Collected data »

= = = = = = =

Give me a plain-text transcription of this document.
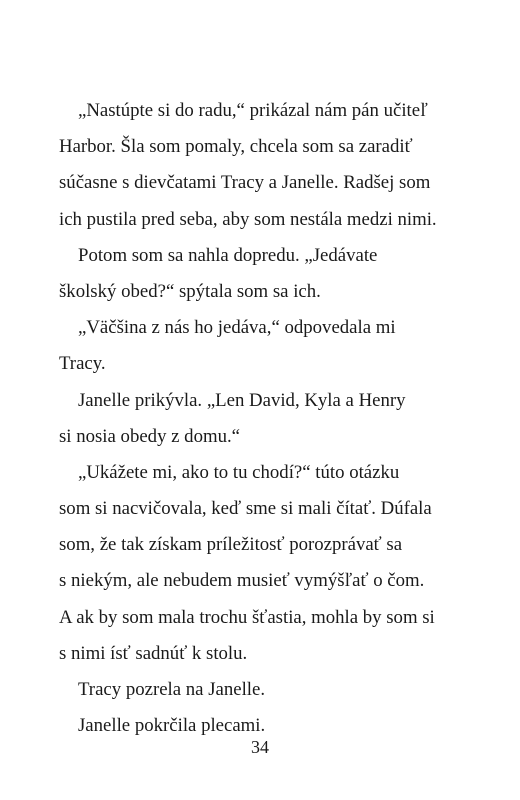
„Nastúpte si do radu,“ prikázal nám pán učiteľ
Harbor. Šla som pomaly, chcela som sa zaradiť
súčasne s dievčatami Tracy a Janelle. Radšej som
ich pustila pred seba, aby som nestála medzi nimi.
Potom som sa nahla dopredu. „Jedávate
školský obed?“ spýtala som sa ich.
„Väčšina z nás ho jedáva,“ odpovedala mi
Tracy.
Janelle prikývla. „Len David, Kyla a Henry
si nosia obedy z domu.“
„Ukážete mi, ako to tu chodí?“ túto otázku
som si nacvičovala, keď sme si mali čítať. Dúfala
som, že tak získam príležitosť porozprávať sa
s niekým, ale nebudem musieť vymýšľať o čom.
A ak by som mala trochu šťastia, mohla by som si
s nimi ísť sadnúť k stolu.
Tracy pozrela na Janelle.
Janelle pokrčila plecami.
34
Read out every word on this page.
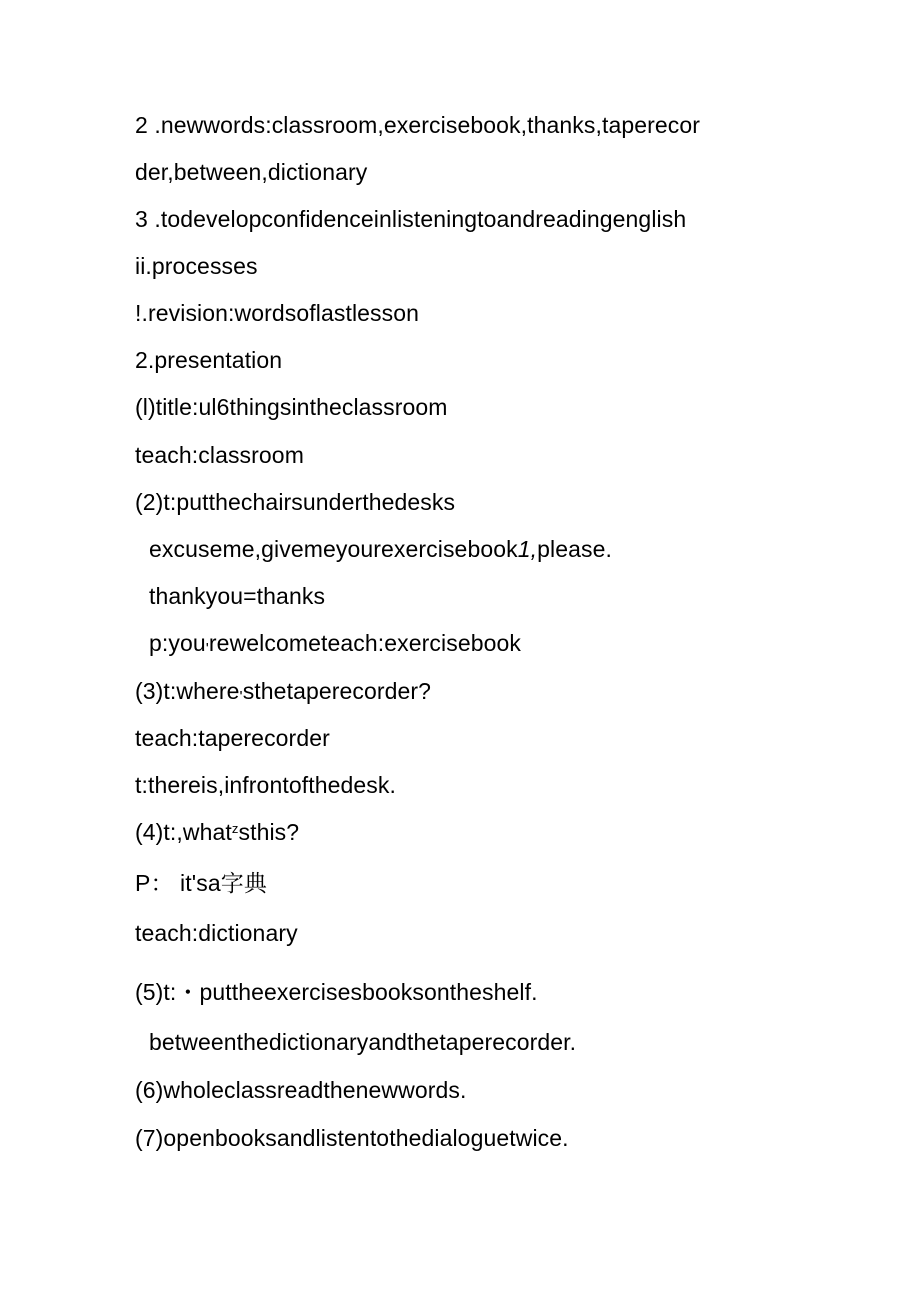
2 .newwords:classroom,exercisebook,thanks,taperecor
der,between,dictionary
3 .todevelopconfidenceinlisteningtoandreadingenglish
ii.processes
!.revision:wordsoflastlesson
2.presentation
(l)title:ul6thingsintheclassroom
teach:classroom
(2)t:putthechairsunderthedesks
excuseme,givemeyourexercisebook1,please.
thankyou=thanks
p:you'rewelcometeach:exercisebook
(3)t:where'sthetaperecorder?
teach:taperecorder
t:thereis,infrontofthedesk.
(4)t:,what$^z$sthis?
P： it'sa字典
teach:dictionary
(5)t:・puttheexercisesbooksontheshelf.
betweenthedictionaryandthetaperecorder.
(6)wholeclassreadthenewwords.
(7)openbooksandlistentothedialoguetwice.
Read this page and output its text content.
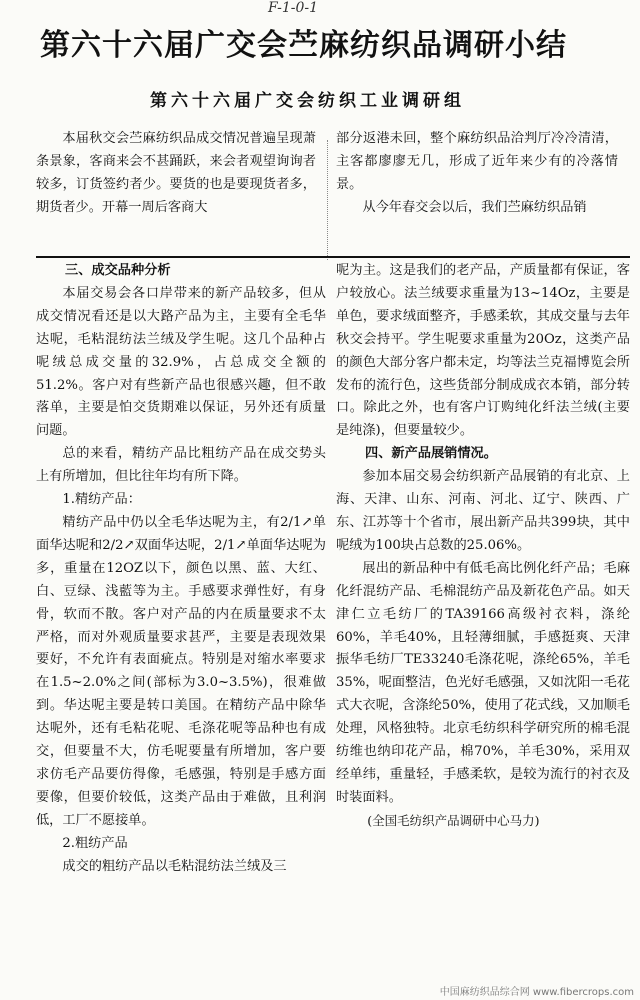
F-1-0-1
第六十六届广交会苎麻纺织品调研小结
第六十六届广交会纺织工业调研组

本届秋交会苎麻纺织品成交情况普遍呈现萧条景象，客商来会不甚踊跃，来会者观望询询者较多，订货签约者少。要货的也是要现货者多，期货者少。开幕一周后客商大

部分返港未回，整个麻纺织品洽判厅冷冷清清，主客都廖廖无几，形成了近年来少有的冷落情景。

从今年春交会以后，我们苎麻纺织品销

三、成交品种分析

本届交易会各口岸带来的新产品较多，但从成交情况看还是以大路产品为主，主要有全毛华达呢，毛粘混纺法兰绒及学生呢。这几个品种占呢绒总成交量的32.9%，占总成交全额的51.2%。客户对有些新产品也很感兴趣，但不敢落单，主要是怕交货期难以保证，另外还有质量问题。

总的来看，精纺产品比粗纺产品在成交势头上有所增加，但比往年均有所下降。

1.精纺产品：

精纺产品中仍以全毛华达呢为主，有2/1↗单面华达呢和2/2↗双面华达呢，2/1↗单面华达呢为多，重量在12OZ以下，颜色以黑、蓝、大红、白、豆绿、浅藍等为主。手感要求弹性好，有身骨，软而不散。客户对产品的内在质量要求不太严格，而对外观质量要求甚严，主要是表现效果要好，不允许有表面疵点。特别是对缩水率要求在1.5~2.0%之间(部标为3.0~3.5%)，很难做到。华达呢主要是转口美国。在精纺产品中除华达呢外，还有毛粘花呢、毛涤花呢等品种也有成交，但要量不大，仿毛呢要量有所增加，客户要求仿毛产品要仿得像，毛感强，特别是手感方面要像，但要价较低，这类产品由于难做，且利润低，工厂不愿接单。

2.粗纺产品

成交的粗纺产品以毛粘混纺法兰绒及三

呢为主。这是我们的老产品，产质量都有保证，客户较放心。法兰绒要求重量为13~14Oz，主要是单色，要求绒面整齐，手感柔软，其成交量与去年秋交会持平。学生呢要求重量为20Oz，这类产品的颜色大部分客户都未定，均等法兰克福博览会所发布的流行色，这些货部分制成成衣本销，部分转口。除此之外，也有客户订购纯化纤法兰绒(主要是纯涤)，但要量较少。

四、新产品展销情况。

参加本届交易会纺织新产品展销的有北京、上海、天津、山东、河南、河北、辽宁、陕西、广东、江苏等十个省市，展出新产品共399块，其中呢绒为100块占总数的25.06%。

展出的新品种中有低毛高比例化纤产品；毛麻化纤混纺产品、毛棉混纺产品及新花色产品。如天津仁立毛纺厂的TA39166高级衬衣料，涤纶60%，羊毛40%，且轻薄细腻，手感挺爽、天津振华毛纺厂TE33240毛涤花呢，涤纶65%，羊毛35%，呢面整洁，色光好毛感强，又如沈阳一毛花式大衣呢，含涤纶50%，使用了花式线，又加顺毛处理，风格独特。北京毛纺织科学研究所的棉毛混纺维也纳印花产品，棉70%，羊毛30%，采用双经单纬，重量轻，手感柔软，是较为流行的衬衣及时装面料。

(全国毛纺织产品调研中心马力)

中国麻纺织品综合网 www.fibercrops.com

= = = = = = =

Objective » Copy out every line of the data that includes "page".

Exercise answer »
Read out every word on this page.
Read this page and output its text content.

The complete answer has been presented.